● **Problem to solve**:
Find how many lines of the listing include the string "size", and report only that figure.

Figure collection entries:
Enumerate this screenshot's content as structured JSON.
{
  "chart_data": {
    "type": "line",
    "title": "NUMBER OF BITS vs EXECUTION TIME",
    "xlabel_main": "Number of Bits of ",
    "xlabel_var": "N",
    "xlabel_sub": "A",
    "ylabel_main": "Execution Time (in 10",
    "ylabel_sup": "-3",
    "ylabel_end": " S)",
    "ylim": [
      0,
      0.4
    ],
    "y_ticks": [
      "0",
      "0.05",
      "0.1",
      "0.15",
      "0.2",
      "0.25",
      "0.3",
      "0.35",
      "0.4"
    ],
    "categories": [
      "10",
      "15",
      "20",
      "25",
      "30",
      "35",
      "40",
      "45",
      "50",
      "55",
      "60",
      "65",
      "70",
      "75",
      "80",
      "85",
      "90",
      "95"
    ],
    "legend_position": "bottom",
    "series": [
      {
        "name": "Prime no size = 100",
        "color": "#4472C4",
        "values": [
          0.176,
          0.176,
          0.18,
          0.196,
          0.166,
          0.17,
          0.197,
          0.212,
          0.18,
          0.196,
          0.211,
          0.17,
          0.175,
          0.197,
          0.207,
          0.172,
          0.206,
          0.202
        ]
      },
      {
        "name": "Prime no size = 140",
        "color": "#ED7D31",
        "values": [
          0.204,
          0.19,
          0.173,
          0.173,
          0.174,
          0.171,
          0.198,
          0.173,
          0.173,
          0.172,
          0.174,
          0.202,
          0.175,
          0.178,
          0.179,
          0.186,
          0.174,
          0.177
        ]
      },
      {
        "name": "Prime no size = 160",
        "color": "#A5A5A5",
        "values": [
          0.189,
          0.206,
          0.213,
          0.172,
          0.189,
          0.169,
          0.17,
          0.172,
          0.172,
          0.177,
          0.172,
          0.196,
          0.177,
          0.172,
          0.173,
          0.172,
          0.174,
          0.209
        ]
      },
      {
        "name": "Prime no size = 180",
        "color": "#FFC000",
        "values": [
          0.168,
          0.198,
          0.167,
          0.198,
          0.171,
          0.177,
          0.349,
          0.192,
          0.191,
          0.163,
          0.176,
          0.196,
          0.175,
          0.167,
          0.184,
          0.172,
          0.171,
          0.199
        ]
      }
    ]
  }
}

● **Worked answer**:
4